* Start Supplied material *

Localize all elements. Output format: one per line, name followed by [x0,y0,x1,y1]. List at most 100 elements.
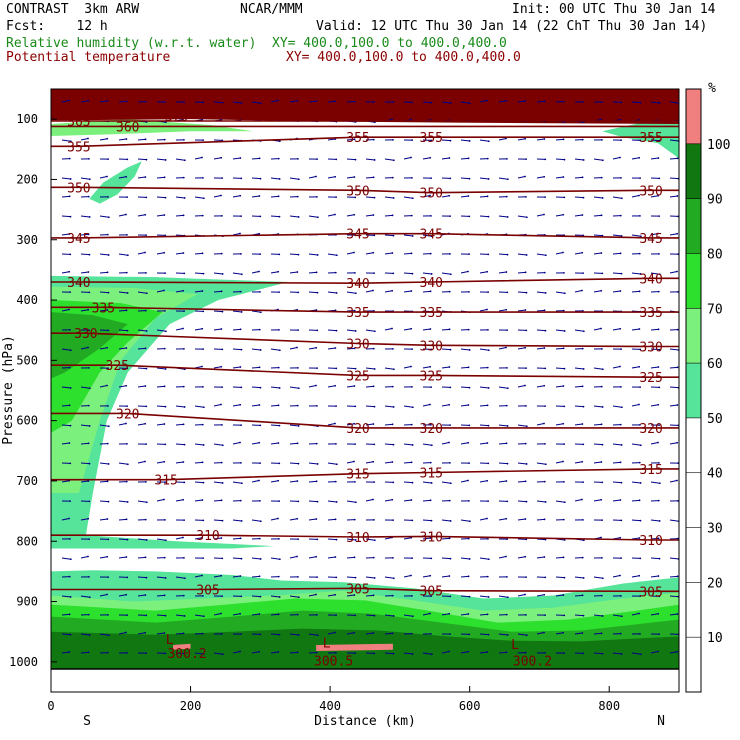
wind-arrow-head [163,251,166,254]
wind-arrow-head [429,252,432,255]
wind-arrow [593,652,603,655]
wind-arrow-head [239,366,242,368]
theta-contour-label: 315 [346,468,369,483]
wind-arrow-head [430,177,432,180]
wind-arrow-head [468,290,470,293]
wind-arrow-head [125,631,127,634]
wind-arrow [213,366,222,369]
wind-arrow [175,252,184,255]
wind-arrow [669,195,678,198]
wind-arrow-head [88,596,91,599]
wind-arrow-head [468,349,471,351]
wind-arrow [213,310,223,313]
wind-arrow [232,233,241,236]
wind-arrow-head [259,595,262,598]
wind-arrow [498,462,508,465]
wind-arrow [403,614,413,617]
wind-arrow-head [563,196,566,199]
wind-arrow [156,632,165,635]
wind-arrow-head [620,235,623,237]
wind-arrow-head [278,349,281,352]
wind-arrow [517,215,527,218]
x-tick-label: 400 [319,699,341,713]
wind-arrow [536,291,546,294]
wind-arrow-head [202,444,205,446]
wind-arrow [327,500,337,503]
wind-arrow-head [183,652,186,655]
wind-arrow-head [201,574,203,577]
wind-arrow-head [182,176,185,179]
wind-arrow-head [430,139,433,142]
wind-arrow-head [601,556,603,559]
wind-arrow-head [107,634,110,637]
wind-arrow-head [582,614,585,617]
wind-arrow-head [221,595,223,598]
wind-arrow [175,576,185,579]
wind-arrow-head [657,157,660,159]
wind-arrow-head [69,387,72,389]
wind-arrow-head [639,595,641,598]
wind-arrow [232,310,242,313]
wind-arrow-head [240,424,242,427]
wind-arrow [555,176,564,179]
wind-arrow-head [600,252,603,254]
wind-arrow-head [430,653,433,656]
rh-100-region [173,643,191,650]
wind-arrow-head [201,499,204,501]
wind-arrow [441,404,450,407]
theta-contour-label: 305 [346,582,369,597]
wind-arrow-head [354,405,357,408]
wind-arrow [137,461,146,464]
wind-arrow [365,158,375,161]
wind-arrow-head [354,292,357,295]
wind-arrow [517,138,526,141]
wind-arrow-head [410,156,412,159]
theta-contour-label: 330 [74,327,97,342]
wind-arrow-head [202,310,205,313]
wind-arrow-head [259,311,262,314]
wind-arrow-head [449,252,451,255]
wind-arrow [555,214,564,217]
wind-arrow-head [448,328,451,331]
wind-arrow-head [334,480,337,483]
wind-arrow-head [372,498,374,501]
wind-arrow [365,499,374,502]
wind-arrow-head [202,594,204,597]
wind-arrow-head [183,138,185,141]
wind-arrow [403,537,412,540]
wind-arrow-head [582,330,585,333]
wind-arrow-head [372,176,375,179]
wind-arrow-head [278,253,281,256]
wind-arrow [99,594,108,597]
wind-arrow-head [126,158,129,161]
wind-arrow-head [145,292,148,295]
wind-arrow-head [505,346,507,349]
wind-arrow-head [487,462,490,465]
wind-arrow-head [202,653,205,655]
wind-arrow [631,481,641,484]
wind-arrow [479,386,489,389]
wind-arrow-head [581,556,584,559]
wind-arrow [555,347,564,350]
wind-arrow-head [87,308,90,311]
wind-arrow [593,576,603,579]
wind-arrow-head [581,385,584,388]
wind-arrow [403,252,412,255]
wind-arrow-head [145,614,148,617]
wind-arrow-head [676,441,679,444]
wind-arrow-head [145,234,147,237]
wind-arrow [80,518,89,521]
wind-arrow [422,234,432,237]
wind-arrow [460,651,469,654]
wind-arrow [498,177,508,180]
wind-arrow [118,518,127,521]
wind-arrow-head [487,596,490,598]
wind-arrow-head [658,461,660,464]
wind-arrow-head [449,102,452,104]
wind-arrow-head [430,348,433,351]
wind-arrow-head [505,651,508,654]
wind-arrow [574,196,584,199]
wind-arrow [612,272,622,275]
wind-arrow-head [372,347,375,350]
wind-arrow-head [600,423,603,426]
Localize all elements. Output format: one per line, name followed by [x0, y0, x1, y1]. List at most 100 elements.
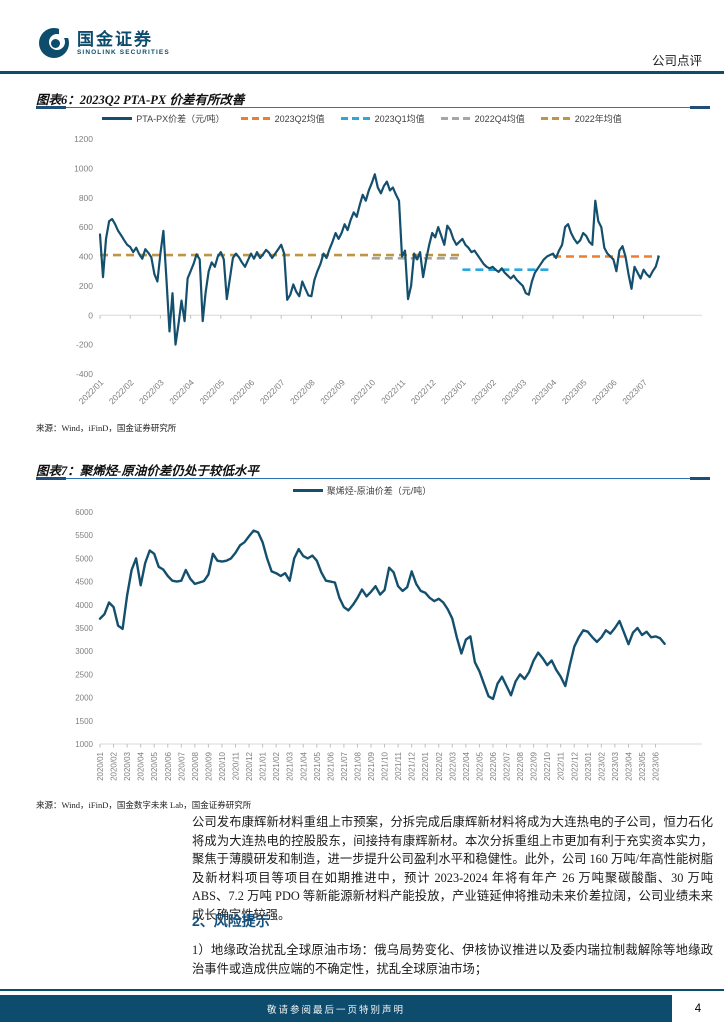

* End Supplied material *

# Given task:
Arrange every line of the listing above as a JSON list of strings, one string per line, leaving out blank lines and the pictures.

# Problem solution:
[
  "Localize all elements. Output format: one per line, name followed by [x0,y0,x1,y1]. List at most 100 elements.",
  "wind-arrow-head [163,251,166,254]",
  "wind-arrow-head [429,252,432,255]",
  "wind-arrow [593,652,603,655]",
  "wind-arrow-head [239,366,242,368]",
  "theta-contour-label: 315 [346,468,369,483]",
  "wind-arrow-head [430,177,432,180]",
  "wind-arrow-head [468,290,470,293]",
  "wind-arrow-head [125,631,127,634]",
  "wind-arrow [213,366,222,369]",
  "wind-arrow [175,252,184,255]",
  "wind-arrow [669,195,678,198]",
  "wind-arrow-head [88,596,91,599]",
  "wind-arrow-head [468,349,471,351]",
  "wind-arrow [213,310,223,313]",
  "wind-arrow [232,233,241,236]",
  "wind-arrow-head [259,595,262,598]",
  "wind-arrow [498,462,508,465]",
  "wind-arrow [403,614,413,617]",
  "wind-arrow-head [563,196,566,199]",
  "wind-arrow [156,632,165,635]",
  "wind-arrow-head [620,235,623,237]",
  "wind-arrow-head [278,349,281,352]",
  "wind-arrow [517,215,527,218]",
  "x-tick-label: 400 [319,699,341,713]",
  "wind-arrow [536,291,546,294]",
  "wind-arrow-head [202,444,205,446]",
  "wind-arrow [327,500,337,503]",
  "wind-arrow-head [183,652,186,655]",
  "wind-arrow-head [201,574,203,577]",
  "wind-arrow-head [182,176,185,179]",
  "wind-arrow-head [430,139,433,142]",
  "wind-arrow-head [601,556,603,559]",
  "wind-arrow-head [107,634,110,637]",
  "wind-arrow-head [582,614,585,617]",
  "wind-arrow-head [221,595,223,598]",
  "wind-arrow [175,576,185,579]",
  "wind-arrow-head [657,157,660,159]",
  "wind-arrow-head [69,387,72,389]",
  "wind-arrow-head [639,595,641,598]",
  "wind-arrow [232,310,242,313]",
  "wind-arrow-head [240,424,242,427]",
  "wind-arrow [555,176,564,179]",
  "wind-arrow-head [600,252,603,254]",
  "wind-arrow-head [430,653,433,656]",
  "rh-100-region [173,643,191,650]",
  "wind-arrow-head [201,499,204,501]",
  "wind-arrow [441,404,450,407]",
  "theta-contour-label: 305 [346,582,369,597]",
  "wind-arrow-head [354,405,357,408]",
  "wind-arrow [137,461,146,464]",
  "wind-arrow [365,158,375,161]",
  "wind-arrow-head [354,292,357,295]",
  "wind-arrow [517,138,526,141]",
  "wind-arrow-head [410,156,412,159]",
  "theta-contour-label: 330 [74,327,97,342]",
  "wind-arrow-head [202,310,205,313]",
  "wind-arrow-head [259,311,262,314]",
  "wind-arrow-head [449,252,451,255]",
  "wind-arrow [555,214,564,217]",
  "wind-arrow-head [448,328,451,331]",
  "wind-arrow-head [334,480,337,483]",
  "wind-arrow-head [372,498,374,501]",
  "wind-arrow [365,499,374,502]",
  "wind-arrow-head [202,594,204,597]",
  "wind-arrow-head [183,138,185,141]",
  "wind-arrow [403,537,412,540]",
  "wind-arrow-head [582,330,585,333]",
  "wind-arrow-head [372,176,375,179]",
  "wind-arrow-head [278,253,281,256]",
  "wind-arrow [99,594,108,597]",
  "wind-arrow-head [126,158,129,161]",
  "wind-arrow-head [145,292,148,295]",
  "wind-arrow-head [505,346,507,349]",
  "wind-arrow-head [487,462,490,465]",
  "wind-arrow-head [202,653,205,655]",
  "wind-arrow [631,481,641,484]",
  "wind-arrow [479,386,489,389]",
  "wind-arrow-head [581,556,584,559]",
  "wind-arrow [555,347,564,350]",
  "wind-arrow-head [87,308,90,311]",
  "wind-arrow [593,576,603,579]",
  "wind-arrow-head [581,385,584,388]",
  "wind-arrow [403,252,412,255]",
  "wind-arrow-head [145,614,148,617]",
  "wind-arrow-head [676,441,679,444]",
  "wind-arrow-head [145,234,147,237]",
  "wind-arrow [80,518,89,521]",
  "wind-arrow [422,234,432,237]",
  "wind-arrow [460,651,469,654]",
  "wind-arrow [498,177,508,180]",
  "wind-arrow [118,518,127,521]",
  "wind-arrow-head [487,596,490,598]",
  "wind-arrow-head [658,461,660,464]",
  "wind-arrow-head [449,102,452,104]",
  "wind-arrow-head [430,348,433,351]",
  "wind-arrow-head [505,651,508,654]",
  "wind-arrow [574,196,584,199]",
  "wind-arrow [612,272,622,275]",
  "wind-arrow-head [372,347,375,350]",
  "wind-arrow-head [600,423,603,426]",
  "Localize all elements. Output format: one per line, name followed by [x0, y0, x1, y1]. List at most 100 elements."
]